(Saved data entries)
------------

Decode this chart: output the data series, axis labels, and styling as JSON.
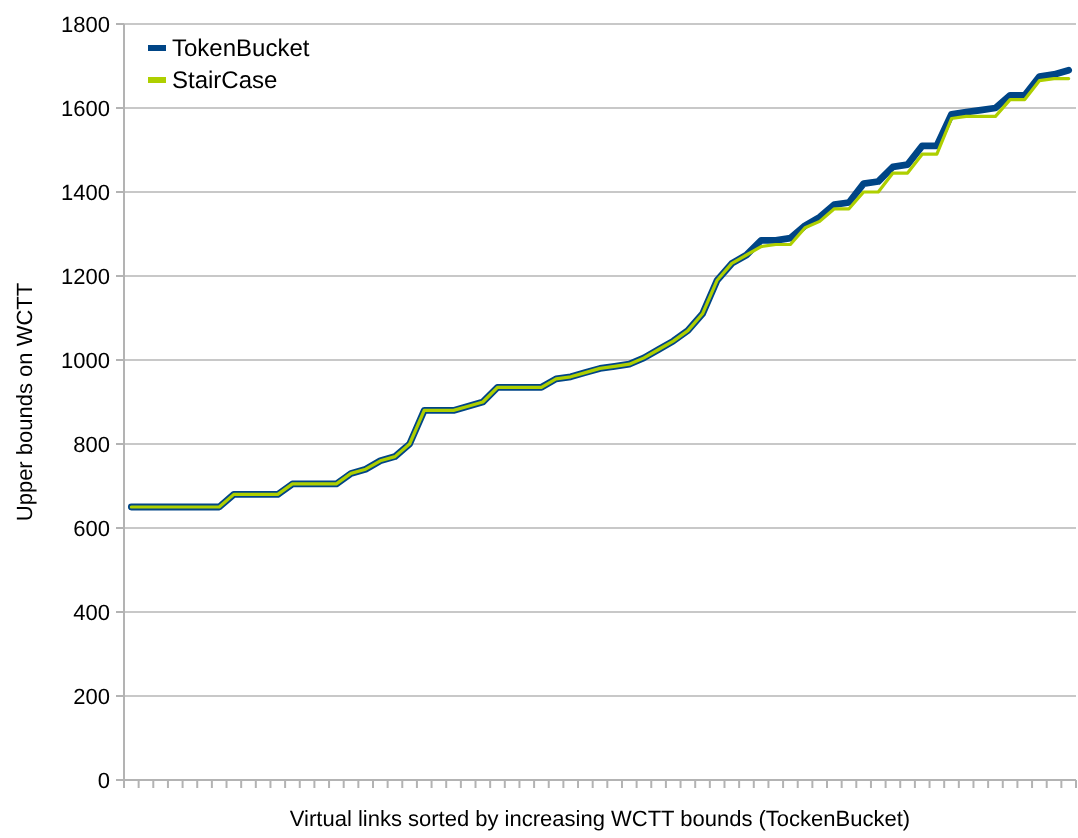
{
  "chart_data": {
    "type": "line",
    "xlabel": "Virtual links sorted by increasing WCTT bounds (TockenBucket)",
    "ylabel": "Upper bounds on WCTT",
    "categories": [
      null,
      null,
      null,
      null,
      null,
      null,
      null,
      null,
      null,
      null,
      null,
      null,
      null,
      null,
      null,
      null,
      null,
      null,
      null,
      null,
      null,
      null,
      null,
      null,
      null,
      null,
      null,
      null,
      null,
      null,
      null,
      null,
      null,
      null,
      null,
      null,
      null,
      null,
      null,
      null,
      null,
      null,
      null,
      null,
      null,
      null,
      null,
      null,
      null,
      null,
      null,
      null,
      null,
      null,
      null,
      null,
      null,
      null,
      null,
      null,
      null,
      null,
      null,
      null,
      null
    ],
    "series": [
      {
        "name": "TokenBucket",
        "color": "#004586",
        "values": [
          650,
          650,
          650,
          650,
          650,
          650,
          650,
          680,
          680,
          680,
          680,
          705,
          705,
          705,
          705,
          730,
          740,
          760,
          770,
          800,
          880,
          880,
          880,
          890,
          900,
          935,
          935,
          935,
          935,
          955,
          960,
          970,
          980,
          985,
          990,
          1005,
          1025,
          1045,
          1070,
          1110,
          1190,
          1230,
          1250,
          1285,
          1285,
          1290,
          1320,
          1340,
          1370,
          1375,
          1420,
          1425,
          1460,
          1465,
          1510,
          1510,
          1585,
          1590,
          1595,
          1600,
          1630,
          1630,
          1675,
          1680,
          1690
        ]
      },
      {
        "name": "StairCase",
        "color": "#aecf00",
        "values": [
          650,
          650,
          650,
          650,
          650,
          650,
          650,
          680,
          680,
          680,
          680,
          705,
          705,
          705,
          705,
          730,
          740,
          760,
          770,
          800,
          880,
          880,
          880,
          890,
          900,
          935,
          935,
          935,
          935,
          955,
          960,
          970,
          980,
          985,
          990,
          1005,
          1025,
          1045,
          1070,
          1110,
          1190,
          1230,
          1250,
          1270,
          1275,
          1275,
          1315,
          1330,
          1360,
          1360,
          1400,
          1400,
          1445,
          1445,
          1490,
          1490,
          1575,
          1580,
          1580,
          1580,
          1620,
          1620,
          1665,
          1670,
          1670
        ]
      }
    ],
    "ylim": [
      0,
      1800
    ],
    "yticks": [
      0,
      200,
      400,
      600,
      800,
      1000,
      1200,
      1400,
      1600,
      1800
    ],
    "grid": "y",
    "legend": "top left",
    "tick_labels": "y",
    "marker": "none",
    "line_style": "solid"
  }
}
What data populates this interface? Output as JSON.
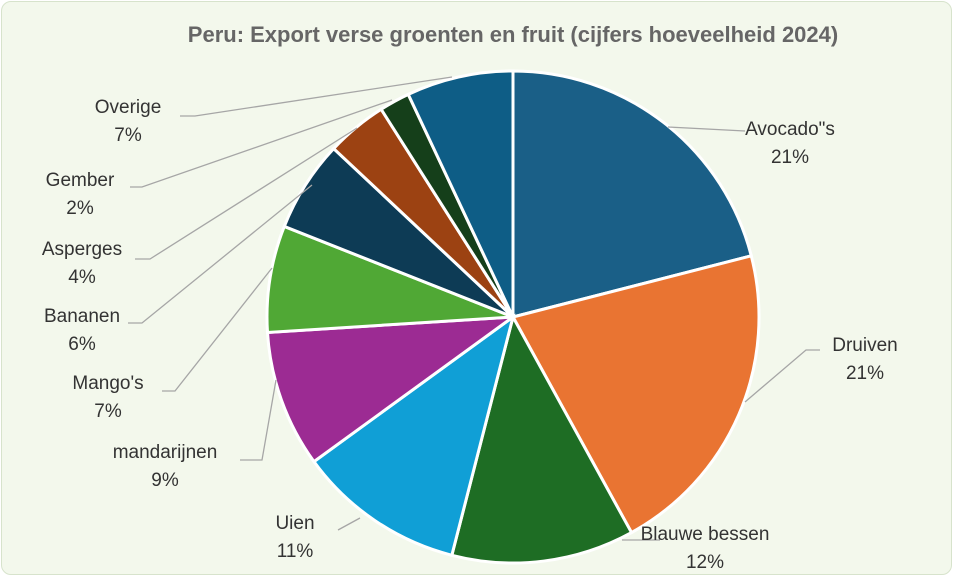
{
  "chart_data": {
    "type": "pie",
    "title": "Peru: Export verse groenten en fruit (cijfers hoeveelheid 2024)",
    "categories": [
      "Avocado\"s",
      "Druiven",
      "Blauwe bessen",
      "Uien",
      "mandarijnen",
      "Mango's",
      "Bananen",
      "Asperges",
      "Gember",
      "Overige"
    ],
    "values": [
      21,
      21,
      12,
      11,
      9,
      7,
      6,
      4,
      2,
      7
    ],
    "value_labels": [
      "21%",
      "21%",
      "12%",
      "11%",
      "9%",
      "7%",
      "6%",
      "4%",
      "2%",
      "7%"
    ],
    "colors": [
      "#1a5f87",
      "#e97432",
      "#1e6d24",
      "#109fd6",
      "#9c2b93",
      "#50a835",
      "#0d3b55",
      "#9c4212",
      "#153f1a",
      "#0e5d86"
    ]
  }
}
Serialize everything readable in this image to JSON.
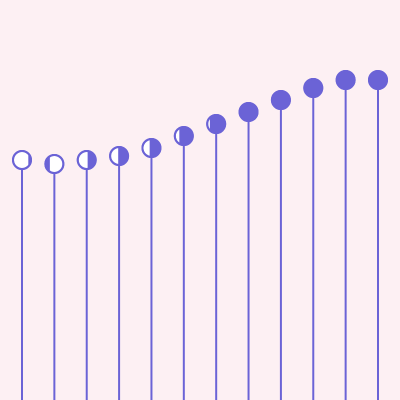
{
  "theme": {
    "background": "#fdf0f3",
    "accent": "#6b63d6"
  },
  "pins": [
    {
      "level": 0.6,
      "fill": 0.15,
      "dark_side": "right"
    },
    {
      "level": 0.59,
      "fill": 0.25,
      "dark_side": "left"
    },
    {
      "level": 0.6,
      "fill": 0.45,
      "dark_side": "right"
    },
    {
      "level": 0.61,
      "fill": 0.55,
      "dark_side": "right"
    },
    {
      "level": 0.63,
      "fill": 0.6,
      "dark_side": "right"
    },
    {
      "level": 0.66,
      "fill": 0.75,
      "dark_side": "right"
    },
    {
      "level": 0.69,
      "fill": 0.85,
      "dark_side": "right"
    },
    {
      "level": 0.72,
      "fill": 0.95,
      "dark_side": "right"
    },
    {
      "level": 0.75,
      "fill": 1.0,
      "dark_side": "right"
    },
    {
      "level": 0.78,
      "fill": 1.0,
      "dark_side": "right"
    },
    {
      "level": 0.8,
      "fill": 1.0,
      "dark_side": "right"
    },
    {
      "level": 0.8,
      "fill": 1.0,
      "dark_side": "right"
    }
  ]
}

------------

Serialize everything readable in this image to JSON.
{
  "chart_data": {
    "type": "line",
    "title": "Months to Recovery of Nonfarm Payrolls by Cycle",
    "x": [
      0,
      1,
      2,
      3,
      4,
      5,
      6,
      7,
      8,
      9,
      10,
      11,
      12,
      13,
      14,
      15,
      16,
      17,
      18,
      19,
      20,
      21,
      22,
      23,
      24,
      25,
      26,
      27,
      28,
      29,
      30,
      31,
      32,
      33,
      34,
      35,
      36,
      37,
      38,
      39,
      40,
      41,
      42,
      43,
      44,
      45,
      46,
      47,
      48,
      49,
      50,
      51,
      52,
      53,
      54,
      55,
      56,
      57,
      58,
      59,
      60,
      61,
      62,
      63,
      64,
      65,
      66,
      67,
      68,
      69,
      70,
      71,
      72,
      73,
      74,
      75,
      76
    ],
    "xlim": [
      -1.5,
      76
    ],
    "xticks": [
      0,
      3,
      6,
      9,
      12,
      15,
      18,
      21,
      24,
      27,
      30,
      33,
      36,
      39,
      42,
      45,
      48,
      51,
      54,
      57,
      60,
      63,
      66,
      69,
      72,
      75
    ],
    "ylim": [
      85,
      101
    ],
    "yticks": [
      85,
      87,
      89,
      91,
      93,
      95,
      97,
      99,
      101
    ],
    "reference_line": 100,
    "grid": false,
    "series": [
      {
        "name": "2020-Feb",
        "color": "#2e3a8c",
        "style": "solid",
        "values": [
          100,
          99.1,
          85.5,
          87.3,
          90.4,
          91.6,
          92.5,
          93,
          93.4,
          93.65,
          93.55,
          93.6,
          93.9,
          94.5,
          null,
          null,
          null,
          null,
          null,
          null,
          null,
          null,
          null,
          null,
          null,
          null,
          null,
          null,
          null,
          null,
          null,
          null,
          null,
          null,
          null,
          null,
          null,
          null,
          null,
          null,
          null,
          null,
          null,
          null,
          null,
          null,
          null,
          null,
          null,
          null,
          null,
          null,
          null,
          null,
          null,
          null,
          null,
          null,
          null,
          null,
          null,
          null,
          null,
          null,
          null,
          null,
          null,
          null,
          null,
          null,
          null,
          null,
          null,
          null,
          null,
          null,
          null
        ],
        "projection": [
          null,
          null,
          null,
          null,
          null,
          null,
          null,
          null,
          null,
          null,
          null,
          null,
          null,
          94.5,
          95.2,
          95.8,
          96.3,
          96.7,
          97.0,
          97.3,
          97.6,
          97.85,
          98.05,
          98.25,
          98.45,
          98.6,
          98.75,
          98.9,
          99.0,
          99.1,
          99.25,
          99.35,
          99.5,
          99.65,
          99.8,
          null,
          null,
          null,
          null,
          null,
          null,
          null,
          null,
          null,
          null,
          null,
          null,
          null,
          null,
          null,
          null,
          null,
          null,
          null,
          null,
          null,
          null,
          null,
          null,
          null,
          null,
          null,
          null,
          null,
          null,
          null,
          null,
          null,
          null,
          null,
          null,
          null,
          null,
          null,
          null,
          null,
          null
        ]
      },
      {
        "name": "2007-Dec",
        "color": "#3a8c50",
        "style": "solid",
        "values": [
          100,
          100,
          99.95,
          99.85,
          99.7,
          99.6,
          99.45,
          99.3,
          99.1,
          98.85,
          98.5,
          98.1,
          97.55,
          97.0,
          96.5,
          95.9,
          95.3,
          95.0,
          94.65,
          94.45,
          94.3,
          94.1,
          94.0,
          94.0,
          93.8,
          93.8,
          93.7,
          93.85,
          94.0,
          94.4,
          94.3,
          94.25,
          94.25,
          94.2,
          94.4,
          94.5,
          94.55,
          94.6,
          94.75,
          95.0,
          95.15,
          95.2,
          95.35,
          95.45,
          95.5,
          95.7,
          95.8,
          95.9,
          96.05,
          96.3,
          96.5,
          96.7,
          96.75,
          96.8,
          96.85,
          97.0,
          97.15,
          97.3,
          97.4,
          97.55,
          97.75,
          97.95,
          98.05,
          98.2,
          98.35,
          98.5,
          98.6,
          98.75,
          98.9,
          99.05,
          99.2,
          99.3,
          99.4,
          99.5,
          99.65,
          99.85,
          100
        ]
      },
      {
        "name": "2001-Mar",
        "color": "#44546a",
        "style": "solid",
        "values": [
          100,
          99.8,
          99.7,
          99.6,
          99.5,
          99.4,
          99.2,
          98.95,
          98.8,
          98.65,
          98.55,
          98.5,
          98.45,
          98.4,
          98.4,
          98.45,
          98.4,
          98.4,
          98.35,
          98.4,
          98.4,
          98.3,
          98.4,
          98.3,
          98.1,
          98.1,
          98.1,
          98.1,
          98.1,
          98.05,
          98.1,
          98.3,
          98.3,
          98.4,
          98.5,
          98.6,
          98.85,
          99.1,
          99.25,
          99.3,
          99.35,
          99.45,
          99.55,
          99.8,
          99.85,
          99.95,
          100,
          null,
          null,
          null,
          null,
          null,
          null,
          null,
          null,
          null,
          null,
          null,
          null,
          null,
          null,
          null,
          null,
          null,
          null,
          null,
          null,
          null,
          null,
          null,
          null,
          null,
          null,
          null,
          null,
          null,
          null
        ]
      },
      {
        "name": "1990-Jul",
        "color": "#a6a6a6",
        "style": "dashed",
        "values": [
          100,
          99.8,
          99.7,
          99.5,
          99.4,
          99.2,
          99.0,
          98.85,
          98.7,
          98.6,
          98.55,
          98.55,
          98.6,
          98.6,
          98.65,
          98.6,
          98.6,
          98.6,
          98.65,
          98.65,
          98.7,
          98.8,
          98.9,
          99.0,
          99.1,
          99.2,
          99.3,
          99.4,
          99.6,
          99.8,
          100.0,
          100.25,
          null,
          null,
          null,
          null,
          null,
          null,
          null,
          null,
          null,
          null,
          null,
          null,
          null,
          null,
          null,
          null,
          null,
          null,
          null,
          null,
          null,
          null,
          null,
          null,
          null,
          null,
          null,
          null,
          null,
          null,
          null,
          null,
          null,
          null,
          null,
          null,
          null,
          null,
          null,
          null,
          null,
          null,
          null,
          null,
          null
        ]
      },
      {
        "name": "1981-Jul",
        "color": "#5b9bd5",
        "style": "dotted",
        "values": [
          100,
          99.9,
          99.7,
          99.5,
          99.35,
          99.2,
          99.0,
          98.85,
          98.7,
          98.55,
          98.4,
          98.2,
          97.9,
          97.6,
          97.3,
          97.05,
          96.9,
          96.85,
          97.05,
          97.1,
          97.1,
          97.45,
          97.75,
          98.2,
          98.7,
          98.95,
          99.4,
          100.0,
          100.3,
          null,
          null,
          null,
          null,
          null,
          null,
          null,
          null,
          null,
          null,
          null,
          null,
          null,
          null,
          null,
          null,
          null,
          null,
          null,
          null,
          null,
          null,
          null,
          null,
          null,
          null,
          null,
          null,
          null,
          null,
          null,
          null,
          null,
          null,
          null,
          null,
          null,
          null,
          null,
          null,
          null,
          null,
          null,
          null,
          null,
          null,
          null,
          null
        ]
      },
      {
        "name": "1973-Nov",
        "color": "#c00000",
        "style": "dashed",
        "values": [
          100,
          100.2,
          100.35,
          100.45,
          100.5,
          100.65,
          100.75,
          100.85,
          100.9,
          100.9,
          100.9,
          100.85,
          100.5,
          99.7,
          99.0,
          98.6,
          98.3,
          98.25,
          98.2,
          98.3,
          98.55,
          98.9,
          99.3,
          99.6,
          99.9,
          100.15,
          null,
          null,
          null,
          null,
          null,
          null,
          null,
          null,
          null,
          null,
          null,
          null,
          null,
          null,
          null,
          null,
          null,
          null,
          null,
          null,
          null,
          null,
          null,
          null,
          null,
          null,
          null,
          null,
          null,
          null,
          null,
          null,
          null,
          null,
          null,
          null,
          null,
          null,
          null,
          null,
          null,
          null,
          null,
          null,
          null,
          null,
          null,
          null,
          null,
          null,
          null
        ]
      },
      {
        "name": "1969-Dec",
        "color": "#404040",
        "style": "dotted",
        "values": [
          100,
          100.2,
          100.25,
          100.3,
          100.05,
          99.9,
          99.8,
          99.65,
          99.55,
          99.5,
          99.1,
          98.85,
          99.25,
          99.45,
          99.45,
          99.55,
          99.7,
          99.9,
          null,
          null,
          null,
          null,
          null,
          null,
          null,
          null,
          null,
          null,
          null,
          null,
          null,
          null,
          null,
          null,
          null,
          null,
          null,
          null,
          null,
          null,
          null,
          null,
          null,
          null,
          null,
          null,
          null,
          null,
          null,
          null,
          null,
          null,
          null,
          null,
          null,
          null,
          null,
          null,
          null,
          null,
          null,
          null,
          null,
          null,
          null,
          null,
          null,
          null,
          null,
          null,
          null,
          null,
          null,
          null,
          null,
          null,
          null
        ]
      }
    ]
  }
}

------------

Written request ▸
Copy out the lines in which the string "fill" appears.

Result of the exercise ▸
      "fill": 0.15,
      "fill": 0.25,
      "fill": 0.45,
      "fill": 0.55,
      "fill": 0.6,
      "fill": 0.75,
      "fill": 0.85,
      "fill": 0.95,
      "fill": 1.0,
      "fill": 1.0,
      "fill": 1.0,
      "fill": 1.0,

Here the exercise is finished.